Dataset entries
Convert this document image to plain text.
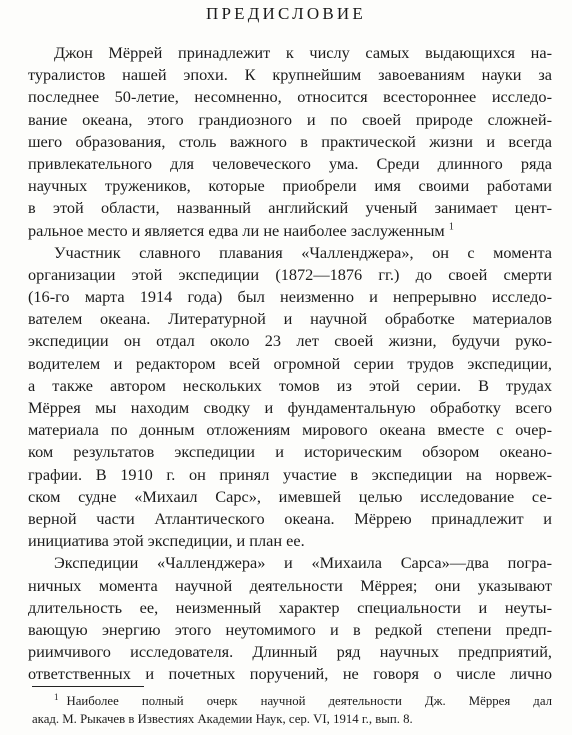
ПРЕДИСЛОВИЕ
Джон Мёррей принадлежит к числу самых выдающихся на-
туралистов нашей эпохи. К крупнейшим завоеваниям науки за
последнее 50-летие, несомненно, относится всестороннее исследо-
вание океана, этого грандиозного и по своей природе сложней-
шего образования, столь важного в практической жизни и всегда
привлекательного для человеческого ума. Среди длинного ряда
научных тружеников, которые приобрели имя своими работами
в этой области, названный английский ученый занимает цент-
ральное место и является едва ли не наиболее заслуженным $^1$
Участник славного плавания «Чалленджера», он с момента
организации этой экспедиции (1872—1876 гг.) до своей смерти
(16-го марта 1914 года) был неизменно и непрерывно исследо-
вателем океана. Литературной и научной обработке материалов
экспедиции он отдал около 23 лет своей жизни, будучи руко-
водителем и редактором всей огромной серии трудов экспедиции,
а также автором нескольких томов из этой серии. В трудах
Мёррея мы находим сводку и фундаментальную обработку всего
материала по донным отложениям мирового океана вместе с очер-
ком результатов экспедиции и историческим обзором океано-
графии. В 1910 г. он принял участие в экспедиции на норвеж-
ском судне «Михаил Сарс», имевшей целью исследование се-
верной части Атлантического океана. Мёррею принадлежит и
инициатива этой экспедиции, и план ее.
Экспедиции «Чалленджера» и «Михаила Сарса»—два погра-
ничных момента научной деятельности Мёррея; они указывают
длительность ее, неизменный характер специальности и неуты-
вающую энергию этого неутомимого и в редкой степени предп-
риимчивого исследователя. Длинный ряд научных предприятий,
ответственных и почетных поручений, не говоря о числе лично
$^1$ Наиболее полный очерк научной деятельности Дж. Мёррея дал
акад. М. Рыкачев в Известиях Академии Наук, сер. VI, 1914 г., вып. 8.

## Exercise description:
Find the word "океана" in the data and copy out each line where it turns up.

## Problem solution:
вание океана, этого грандиозного и по своей природе сложней-
вателем океана. Литературной и научной обработке материалов
материала по донным отложениям мирового океана вместе с очер-
верной части Атлантического океана. Мёррею принадлежит и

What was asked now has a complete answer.